Starting at the line with "Give me the", transcribe each line through the final one, both included, and add nothing.

━━━━━━━━━━━━━━━━

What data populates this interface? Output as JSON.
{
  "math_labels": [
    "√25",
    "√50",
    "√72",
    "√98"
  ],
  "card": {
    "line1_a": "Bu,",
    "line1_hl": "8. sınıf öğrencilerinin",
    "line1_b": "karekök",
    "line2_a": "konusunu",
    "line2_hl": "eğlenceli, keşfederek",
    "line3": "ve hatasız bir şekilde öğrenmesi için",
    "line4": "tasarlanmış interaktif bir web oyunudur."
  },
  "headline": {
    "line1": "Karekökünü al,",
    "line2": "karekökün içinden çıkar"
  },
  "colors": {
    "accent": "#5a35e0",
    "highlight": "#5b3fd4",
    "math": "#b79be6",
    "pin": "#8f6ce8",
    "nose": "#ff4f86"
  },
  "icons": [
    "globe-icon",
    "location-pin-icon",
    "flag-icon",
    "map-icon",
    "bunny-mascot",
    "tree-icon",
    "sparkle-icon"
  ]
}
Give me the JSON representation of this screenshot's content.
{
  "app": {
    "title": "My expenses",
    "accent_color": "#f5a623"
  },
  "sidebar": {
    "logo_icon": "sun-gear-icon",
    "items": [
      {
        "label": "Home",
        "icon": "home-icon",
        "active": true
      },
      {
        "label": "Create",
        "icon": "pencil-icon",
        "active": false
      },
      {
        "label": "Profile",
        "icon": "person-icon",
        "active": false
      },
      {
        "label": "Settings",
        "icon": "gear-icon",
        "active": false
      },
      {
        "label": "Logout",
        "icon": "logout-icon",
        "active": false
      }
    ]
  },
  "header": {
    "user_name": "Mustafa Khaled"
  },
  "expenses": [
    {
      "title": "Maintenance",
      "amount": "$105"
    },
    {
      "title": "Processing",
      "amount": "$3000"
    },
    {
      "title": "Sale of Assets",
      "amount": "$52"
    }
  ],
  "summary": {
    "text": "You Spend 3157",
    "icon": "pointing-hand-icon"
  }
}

━━━━━━━━━━━━━━━━

Complete response
Give me the JSON representation of this screenshot's content.
{
  "app": {
    "title": "My expenses",
    "accent_color": "#f5a623"
  },
  "sidebar": {
    "logo_icon": "sun-gear-icon",
    "items": [
      {
        "label": "Home",
        "icon": "home-icon",
        "active": true
      },
      {
        "label": "Create",
        "icon": "pencil-icon",
        "active": false
      },
      {
        "label": "Profile",
        "icon": "person-icon",
        "active": false
      },
      {
        "label": "Settings",
        "icon": "gear-icon",
        "active": false
      },
      {
        "label": "Logout",
        "icon": "logout-icon",
        "active": false
      }
    ]
  },
  "header": {
    "user_name": "Mustafa Khaled"
  },
  "expenses": [
    {
      "title": "Maintenance",
      "amount": "$105"
    },
    {
      "title": "Processing",
      "amount": "$3000"
    },
    {
      "title": "Sale of Assets",
      "amount": "$52"
    }
  ],
  "summary": {
    "text": "You Spend 3157",
    "icon": "pointing-hand-icon"
  }
}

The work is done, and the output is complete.